_Requirement_
Reproduce each line of the material precisely.

_Stored rows_
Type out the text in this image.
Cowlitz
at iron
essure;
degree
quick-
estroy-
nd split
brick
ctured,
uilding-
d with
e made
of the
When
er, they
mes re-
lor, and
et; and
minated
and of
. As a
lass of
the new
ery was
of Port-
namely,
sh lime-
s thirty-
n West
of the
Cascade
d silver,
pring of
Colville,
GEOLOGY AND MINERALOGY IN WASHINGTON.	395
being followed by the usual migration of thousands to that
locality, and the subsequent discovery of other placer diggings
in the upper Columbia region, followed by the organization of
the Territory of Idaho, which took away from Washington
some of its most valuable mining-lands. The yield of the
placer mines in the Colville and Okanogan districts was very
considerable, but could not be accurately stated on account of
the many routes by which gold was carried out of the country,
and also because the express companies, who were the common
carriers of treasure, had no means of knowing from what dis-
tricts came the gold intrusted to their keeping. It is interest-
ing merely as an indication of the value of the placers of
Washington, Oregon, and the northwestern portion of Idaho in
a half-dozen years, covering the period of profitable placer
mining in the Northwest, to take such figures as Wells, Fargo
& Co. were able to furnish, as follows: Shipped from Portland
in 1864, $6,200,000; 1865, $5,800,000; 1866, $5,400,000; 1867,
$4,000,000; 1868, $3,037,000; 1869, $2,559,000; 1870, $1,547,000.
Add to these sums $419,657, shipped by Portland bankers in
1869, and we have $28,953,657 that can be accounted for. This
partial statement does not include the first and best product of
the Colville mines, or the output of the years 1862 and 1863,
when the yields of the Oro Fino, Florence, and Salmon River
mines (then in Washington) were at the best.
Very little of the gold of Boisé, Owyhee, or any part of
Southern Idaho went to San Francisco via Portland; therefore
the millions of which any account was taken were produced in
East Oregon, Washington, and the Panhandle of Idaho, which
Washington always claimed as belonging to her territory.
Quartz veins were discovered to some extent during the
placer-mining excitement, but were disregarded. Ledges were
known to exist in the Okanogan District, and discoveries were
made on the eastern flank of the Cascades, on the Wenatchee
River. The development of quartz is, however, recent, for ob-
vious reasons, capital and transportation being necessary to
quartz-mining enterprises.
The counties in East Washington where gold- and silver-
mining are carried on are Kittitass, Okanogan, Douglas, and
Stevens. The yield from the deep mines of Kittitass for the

_Task answer_
Type out the text in this image.
Cowlitz
at iron
essure;
degree
quick-
estroy-
nd split
brick
ctured,
uilding-
d with
e made
of the
When
er, they
mes re-
lor, and
et; and
minated
and of
. As a
lass of
the new
ery was
of Port-
namely,
sh lime-
s thirty-
n West
of the
Cascade
d silver,
pring of
Colville,
GEOLOGY AND MINERALOGY IN WASHINGTON.	395
being followed by the usual migration of thousands to that
locality, and the subsequent discovery of other placer diggings
in the upper Columbia region, followed by the organization of
the Territory of Idaho, which took away from Washington
some of its most valuable mining-lands. The yield of the
placer mines in the Colville and Okanogan districts was very
considerable, but could not be accurately stated on account of
the many routes by which gold was carried out of the country,
and also because the express companies, who were the common
carriers of treasure, had no means of knowing from what dis-
tricts came the gold intrusted to their keeping. It is interest-
ing merely as an indication of the value of the placers of
Washington, Oregon, and the northwestern portion of Idaho in
a half-dozen years, covering the period of profitable placer
mining in the Northwest, to take such figures as Wells, Fargo
& Co. were able to furnish, as follows: Shipped from Portland
in 1864, $6,200,000; 1865, $5,800,000; 1866, $5,400,000; 1867,
$4,000,000; 1868, $3,037,000; 1869, $2,559,000; 1870, $1,547,000.
Add to these sums $419,657, shipped by Portland bankers in
1869, and we have $28,953,657 that can be accounted for. This
partial statement does not include the first and best product of
the Colville mines, or the output of the years 1862 and 1863,
when the yields of the Oro Fino, Florence, and Salmon River
mines (then in Washington) were at the best.
Very little of the gold of Boisé, Owyhee, or any part of
Southern Idaho went to San Francisco via Portland; therefore
the millions of which any account was taken were produced in
East Oregon, Washington, and the Panhandle of Idaho, which
Washington always claimed as belonging to her territory.
Quartz veins were discovered to some extent during the
placer-mining excitement, but were disregarded. Ledges were
known to exist in the Okanogan District, and discoveries were
made on the eastern flank of the Cascades, on the Wenatchee
River. The development of quartz is, however, recent, for ob-
vious reasons, capital and transportation being necessary to
quartz-mining enterprises.
The counties in East Washington where gold- and silver-
mining are carried on are Kittitass, Okanogan, Douglas, and
Stevens. The yield from the deep mines of Kittitass for the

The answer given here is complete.